■ **WHAT IS BEING ASKED**: Search the material below for the word "dryness" and copy every line in which it occurs.

■ **DATA EXTRACT**:
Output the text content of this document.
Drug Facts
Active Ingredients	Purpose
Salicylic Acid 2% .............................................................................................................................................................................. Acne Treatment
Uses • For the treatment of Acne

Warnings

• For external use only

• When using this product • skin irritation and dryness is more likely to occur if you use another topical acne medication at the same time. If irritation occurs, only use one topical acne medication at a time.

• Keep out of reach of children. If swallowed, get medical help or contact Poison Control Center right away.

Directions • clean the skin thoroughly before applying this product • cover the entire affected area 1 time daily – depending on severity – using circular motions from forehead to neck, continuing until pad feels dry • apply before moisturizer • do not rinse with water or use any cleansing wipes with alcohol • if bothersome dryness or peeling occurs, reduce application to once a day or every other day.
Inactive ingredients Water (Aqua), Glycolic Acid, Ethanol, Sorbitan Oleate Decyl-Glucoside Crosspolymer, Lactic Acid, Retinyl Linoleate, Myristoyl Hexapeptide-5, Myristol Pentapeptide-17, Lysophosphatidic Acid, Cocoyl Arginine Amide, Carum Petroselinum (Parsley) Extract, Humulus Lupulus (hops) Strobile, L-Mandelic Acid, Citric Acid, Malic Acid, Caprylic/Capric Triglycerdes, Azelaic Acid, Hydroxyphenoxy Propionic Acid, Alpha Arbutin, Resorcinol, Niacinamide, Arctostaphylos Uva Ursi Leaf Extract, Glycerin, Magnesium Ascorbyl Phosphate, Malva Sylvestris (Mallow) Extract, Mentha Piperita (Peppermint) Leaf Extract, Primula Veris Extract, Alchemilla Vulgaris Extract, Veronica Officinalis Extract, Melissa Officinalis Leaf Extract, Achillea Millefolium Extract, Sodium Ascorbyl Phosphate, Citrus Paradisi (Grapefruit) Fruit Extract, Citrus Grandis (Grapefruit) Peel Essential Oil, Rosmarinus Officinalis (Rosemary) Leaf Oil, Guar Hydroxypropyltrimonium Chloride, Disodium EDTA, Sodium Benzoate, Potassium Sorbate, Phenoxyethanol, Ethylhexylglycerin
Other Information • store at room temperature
==
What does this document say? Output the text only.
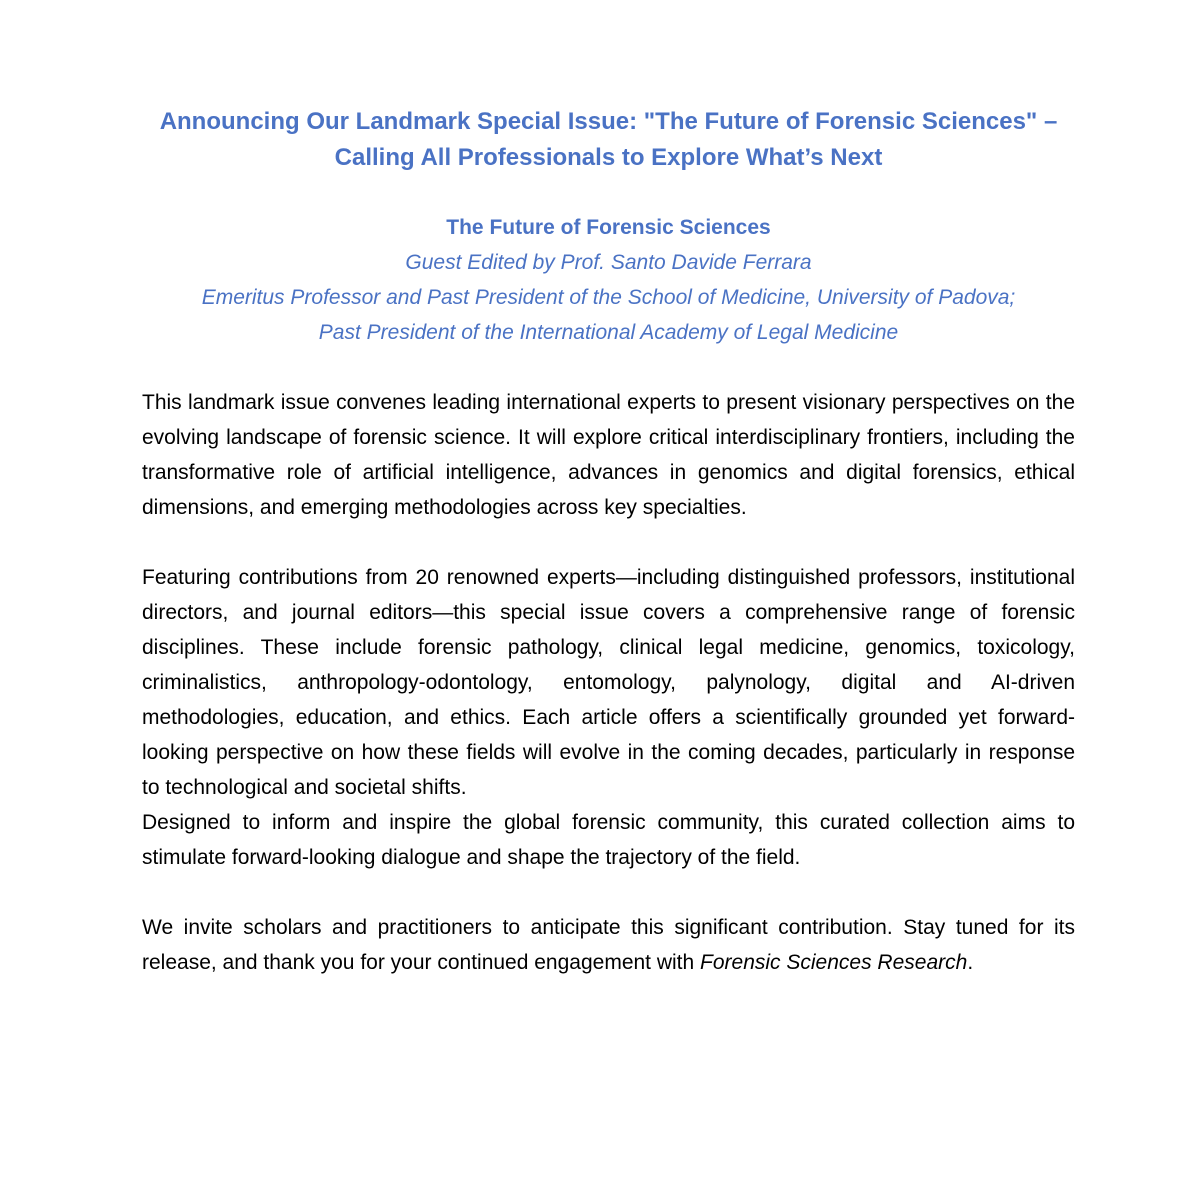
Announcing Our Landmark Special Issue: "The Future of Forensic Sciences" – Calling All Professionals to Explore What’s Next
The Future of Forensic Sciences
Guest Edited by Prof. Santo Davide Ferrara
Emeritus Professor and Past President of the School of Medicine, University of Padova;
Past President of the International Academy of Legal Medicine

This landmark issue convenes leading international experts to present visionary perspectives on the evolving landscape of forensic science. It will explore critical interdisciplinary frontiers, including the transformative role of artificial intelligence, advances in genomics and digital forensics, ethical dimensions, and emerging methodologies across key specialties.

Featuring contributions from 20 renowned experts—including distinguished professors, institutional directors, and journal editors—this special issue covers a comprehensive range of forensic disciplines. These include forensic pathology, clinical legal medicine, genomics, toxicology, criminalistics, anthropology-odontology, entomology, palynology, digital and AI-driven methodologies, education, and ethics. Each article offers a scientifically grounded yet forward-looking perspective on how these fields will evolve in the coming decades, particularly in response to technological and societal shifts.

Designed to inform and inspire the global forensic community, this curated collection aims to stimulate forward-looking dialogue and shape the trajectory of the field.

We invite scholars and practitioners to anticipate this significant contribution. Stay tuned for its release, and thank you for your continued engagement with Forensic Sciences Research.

■ **RESULT FOR THIS EXERCISE**:
• When using this product • skin irritation and dryness is more likely to occur if you use another topical acne medication at the same time. If irritation occurs, only use one topical acne medication at a time.
Directions • clean the skin thoroughly before applying this product • cover the entire affected area 1 time daily – depending on severity – using circular motions from forehead to neck, continuing until pad feels dry • apply before moisturizer • do not rinse with water or use any cleansing wipes with alcohol • if bothersome dryness or peeling occurs, reduce application to once a day or every other day.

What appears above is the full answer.